• **WHAT IS REQUIRED**
Starting with the line that includes "Give me the", write out every remaining line of the records below exactly as it appears, leaving out any images.

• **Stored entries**
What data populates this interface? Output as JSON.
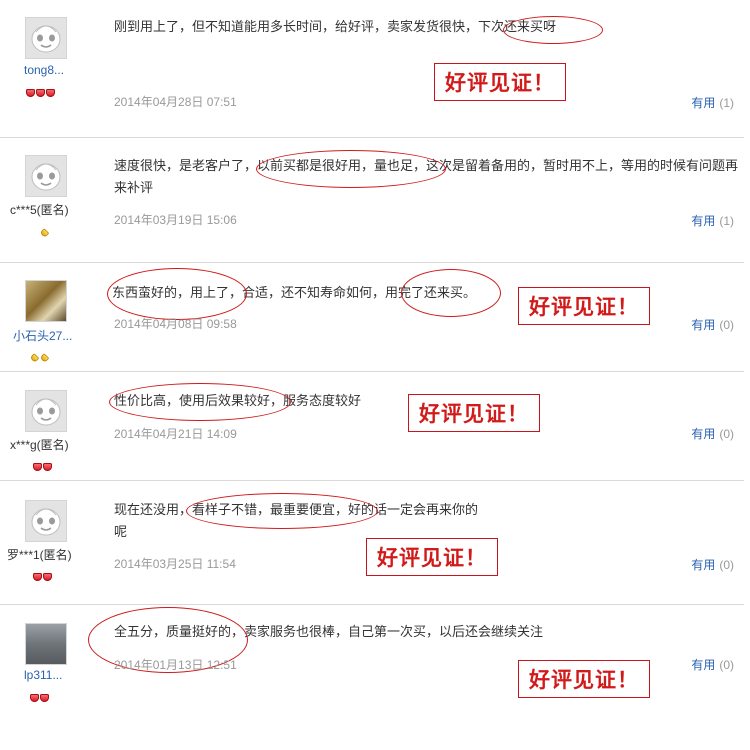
{
  "reviews": [
    {
      "user": "tong8...",
      "content": "刚到用上了，但不知道能用多长时间，给好评，卖家发货很快，下次还来买呀",
      "date": "2014年04月28日 07:51",
      "useful_label": "有用",
      "useful_count": "(1)",
      "stamp": "好评见证！",
      "badge_type": "red",
      "badge_count": 3
    },
    {
      "user": "c***5(匿名)",
      "content": "速度很快，是老客户了，以前买都是很好用，量也足，这次是留着备用的，暂时用不上，等用的时候有问题再来补评",
      "date": "2014年03月19日 15:06",
      "useful_label": "有用",
      "useful_count": "(1)",
      "badge_type": "gold",
      "badge_count": 1
    },
    {
      "user": "小石头27...",
      "content": "东西蛮好的，用上了，合适，还不知寿命如何，用完了还来买。",
      "date": "2014年04月08日 09:58",
      "useful_label": "有用",
      "useful_count": "(0)",
      "stamp": "好评见证！",
      "badge_type": "gold",
      "badge_count": 2
    },
    {
      "user": "x***g(匿名)",
      "content": "性价比高，使用后效果较好，服务态度较好",
      "date": "2014年04月21日 14:09",
      "useful_label": "有用",
      "useful_count": "(0)",
      "stamp": "好评见证！",
      "badge_type": "red",
      "badge_count": 2
    },
    {
      "user": "罗***1(匿名)",
      "content": "现在还没用，看样子不错，最重要便宜，好的话一定会再来你的呢",
      "date": "2014年03月25日 11:54",
      "useful_label": "有用",
      "useful_count": "(0)",
      "stamp": "好评见证！",
      "badge_type": "red",
      "badge_count": 2
    },
    {
      "user": "lp311...",
      "content": "全五分，质量挺好的，卖家服务也很棒，自己第一次买，以后还会继续关注",
      "date": "2014年01月13日 12:51",
      "useful_label": "有用",
      "useful_count": "(0)",
      "stamp": "好评见证！",
      "badge_type": "red",
      "badge_count": 2
    }
  ],
  "colors": {
    "link": "#2a62b0",
    "stamp_red": "#d11a1a",
    "annotation_red": "#cf1a1a",
    "date_gray": "#999999"
  },
  "icons": {
    "default_avatar": "ghost-face-icon",
    "badge_red": "red-heart-diamond-icon",
    "badge_gold": "gold-diamond-icon"
  }
}
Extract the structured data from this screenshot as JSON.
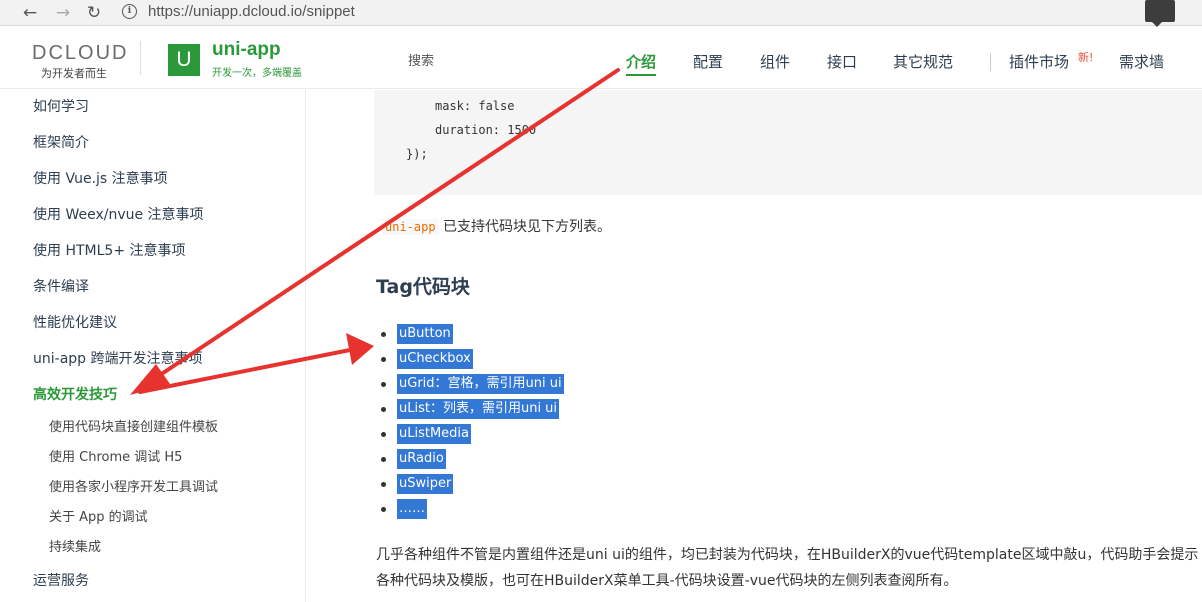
{
  "browser": {
    "back_glyph": "←",
    "forward_glyph": "→",
    "reload_glyph": "↻",
    "info_glyph": "i",
    "url": "https://uniapp.dcloud.io/snippet"
  },
  "header": {
    "dcloud_logo": "DCLOUD",
    "dcloud_slogan": "为开发者而生",
    "uni_logo_letter": "U",
    "uni_name": "uni-app",
    "uni_slogan": "开发一次，多端覆盖",
    "search_placeholder": "搜索",
    "nav": [
      "介绍",
      "配置",
      "组件",
      "接口",
      "其它规范",
      "插件市场",
      "需求墙"
    ],
    "new_badge": "新!",
    "brand_color": "#2b9939"
  },
  "sidebar": {
    "items": [
      "如何学习",
      "框架简介",
      "使用 Vue.js 注意事项",
      "使用 Weex/nvue 注意事项",
      "使用 HTML5+ 注意事项",
      "条件编译",
      "性能优化建议",
      "uni-app 跨端开发注意事项",
      "高效开发技巧"
    ],
    "sub_items": [
      "使用代码块直接创建组件模板",
      "使用 Chrome 调试 H5",
      "使用各家小程序开发工具调试",
      "关于 App 的调试",
      "持续集成"
    ],
    "footer_item": "运营服务"
  },
  "content": {
    "code_lines": [
      "mask: false",
      "duration: 1500",
      "});"
    ],
    "intro_code": "uni-app",
    "intro_text": " 已支持代码块见下方列表。",
    "section_title": "Tag代码块",
    "snippets": [
      "uButton",
      "uCheckbox",
      "uGrid：宫格，需引用uni ui",
      "uList：列表，需引用uni ui",
      "uListMedia",
      "uRadio",
      "uSwiper",
      "……"
    ],
    "paragraph": "几乎各种组件不管是内置组件还是uni ui的组件，均已封装为代码块，在HBuilderX的vue代码template区域中敲u，代码助手会提示各种代码块及模版，也可在HBuilderX菜单工具-代码块设置-vue代码块的左侧列表查阅所有。"
  },
  "annotation": {
    "arrow_color": "#e8322d"
  }
}
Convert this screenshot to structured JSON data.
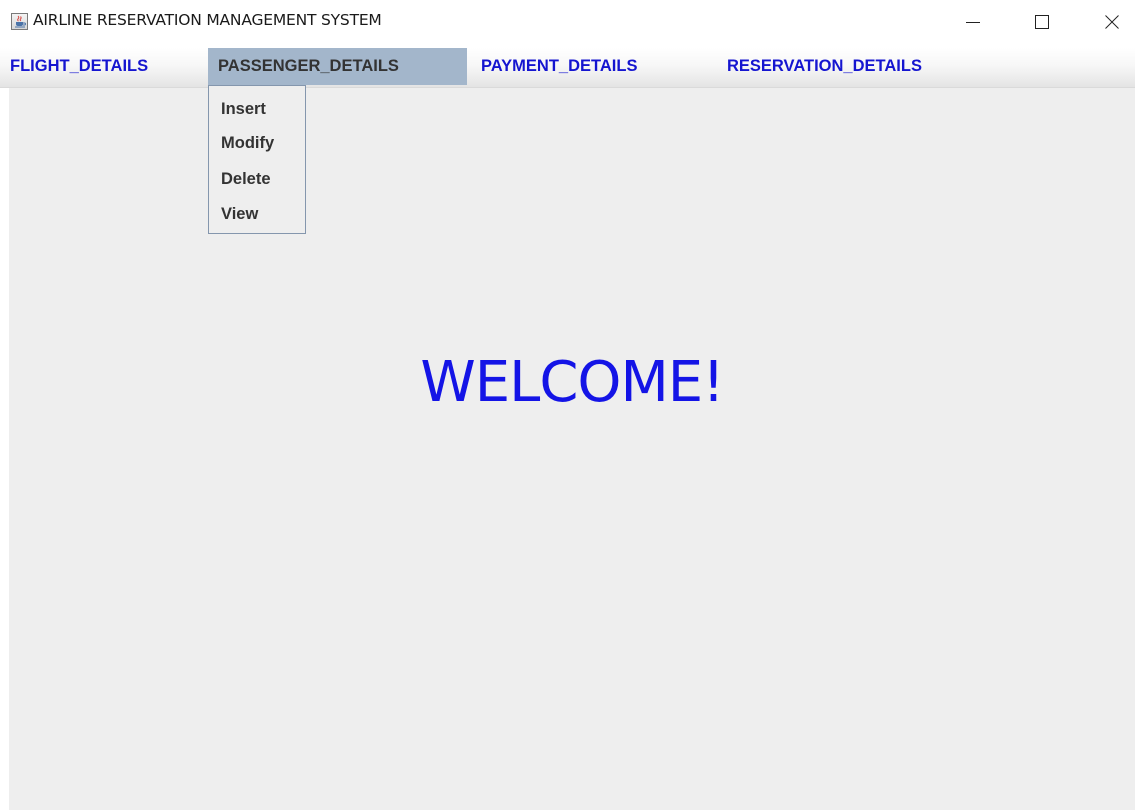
{
  "window": {
    "title": "AIRLINE RESERVATION MANAGEMENT SYSTEM"
  },
  "menubar": {
    "items": [
      {
        "label": "FLIGHT_DETAILS"
      },
      {
        "label": "PASSENGER_DETAILS"
      },
      {
        "label": "PAYMENT_DETAILS"
      },
      {
        "label": "RESERVATION_DETAILS"
      }
    ],
    "active_index": 1
  },
  "dropdown": {
    "items": [
      {
        "label": "Insert"
      },
      {
        "label": "Modify"
      },
      {
        "label": "Delete"
      },
      {
        "label": "View"
      }
    ]
  },
  "main": {
    "welcome_text": "WELCOME!"
  },
  "colors": {
    "menu_text": "#1515d0",
    "active_menu_bg": "#a3b6cb",
    "welcome_text": "#1414e6",
    "content_bg": "#eeeeee"
  },
  "icons": {
    "app": "java-cup-icon",
    "minimize": "minimize-icon",
    "maximize": "maximize-icon",
    "close": "close-icon"
  }
}
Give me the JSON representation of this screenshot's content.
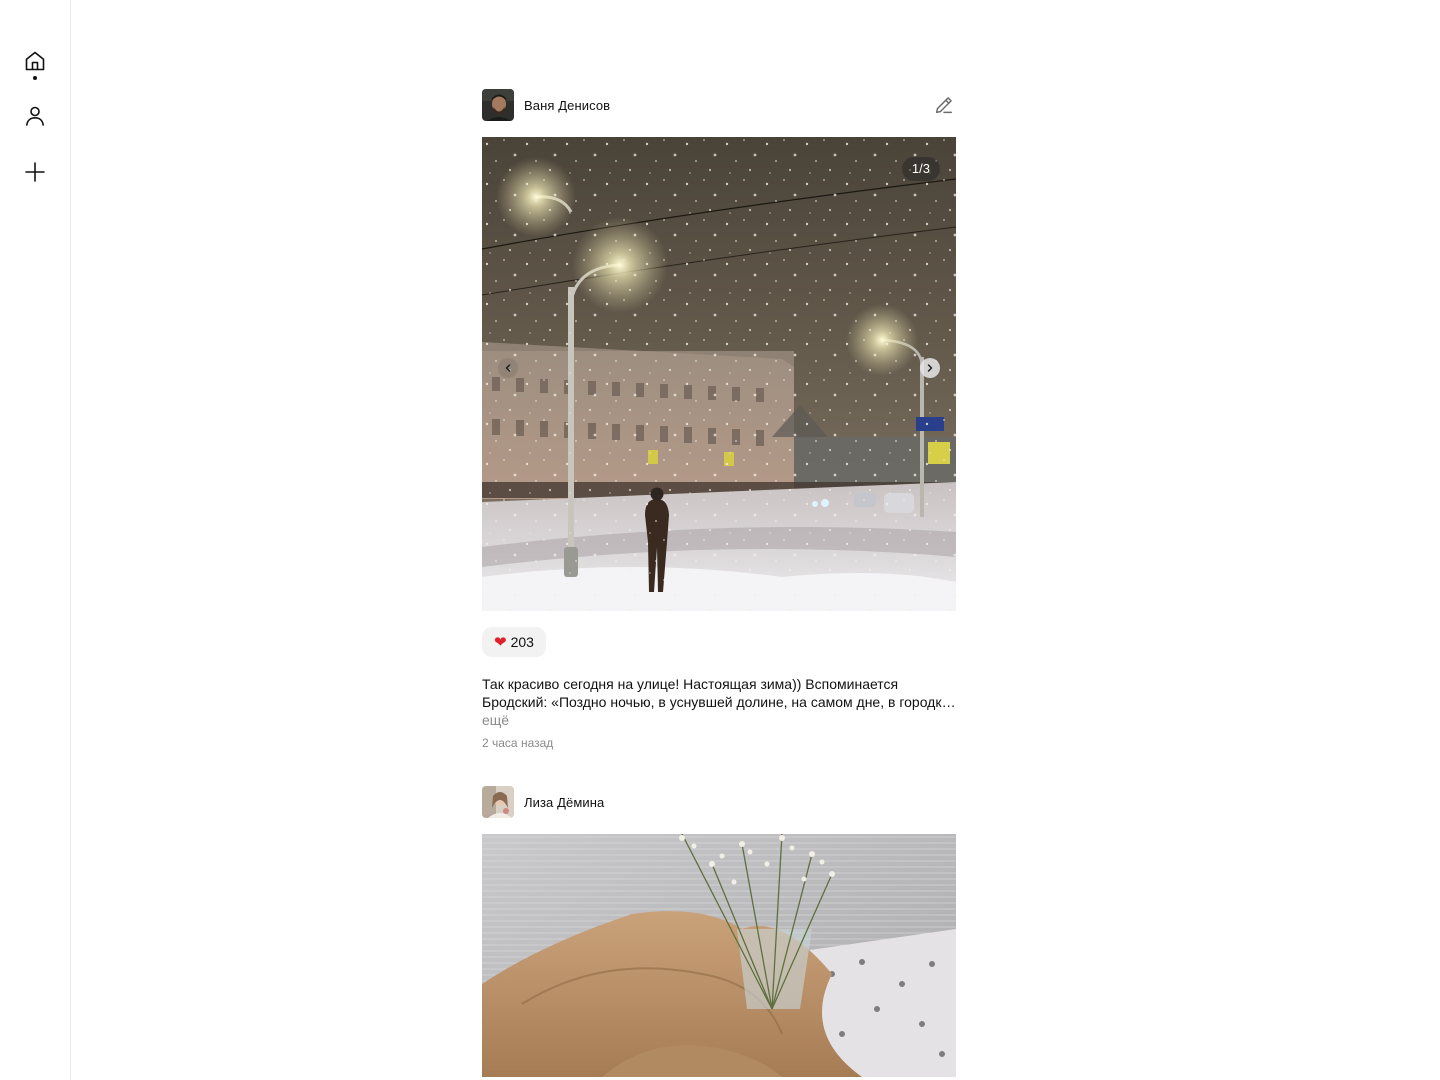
{
  "sidebar": {
    "items": [
      {
        "name": "home",
        "icon": "home-icon",
        "active": true
      },
      {
        "name": "profile",
        "icon": "user-icon",
        "active": false
      },
      {
        "name": "create",
        "icon": "plus-icon",
        "active": false
      }
    ]
  },
  "posts": [
    {
      "author": "Ваня Денисов",
      "photo_counter": "1/3",
      "likes": "203",
      "like_icon": "heart-icon",
      "caption": "Так красиво сегодня на улице! Настоящая зима)) Вспоминается Бродский: «Поздно ночью, в уснувшей долине, на самом дне, в городке, занесенном снегом по ручку двери…»",
      "more_label": "ещё",
      "time": "2 часа назад"
    },
    {
      "author": "Лиза Дёмина"
    }
  ],
  "colors": {
    "accent_like": "#e0202c",
    "muted_text": "#8a8a8a",
    "pill_bg": "#f2f2f2"
  }
}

• **SOLUTION TO THIS PROBLEM**
Give me the JSON representation of this screenshot's content.
{
  "sidebar": {
    "items": [
      {
        "name": "home",
        "icon": "home-icon",
        "active": true
      },
      {
        "name": "profile",
        "icon": "user-icon",
        "active": false
      },
      {
        "name": "create",
        "icon": "plus-icon",
        "active": false
      }
    ]
  },
  "posts": [
    {
      "author": "Ваня Денисов",
      "photo_counter": "1/3",
      "likes": "203",
      "like_icon": "heart-icon",
      "caption": "Так красиво сегодня на улице! Настоящая зима)) Вспоминается Бродский: «Поздно ночью, в уснувшей долине, на самом дне, в городке, занесенном снегом по ручку двери…»",
      "more_label": "ещё",
      "time": "2 часа назад"
    },
    {
      "author": "Лиза Дёмина"
    }
  ],
  "colors": {
    "accent_like": "#e0202c",
    "muted_text": "#8a8a8a",
    "pill_bg": "#f2f2f2"
  }
}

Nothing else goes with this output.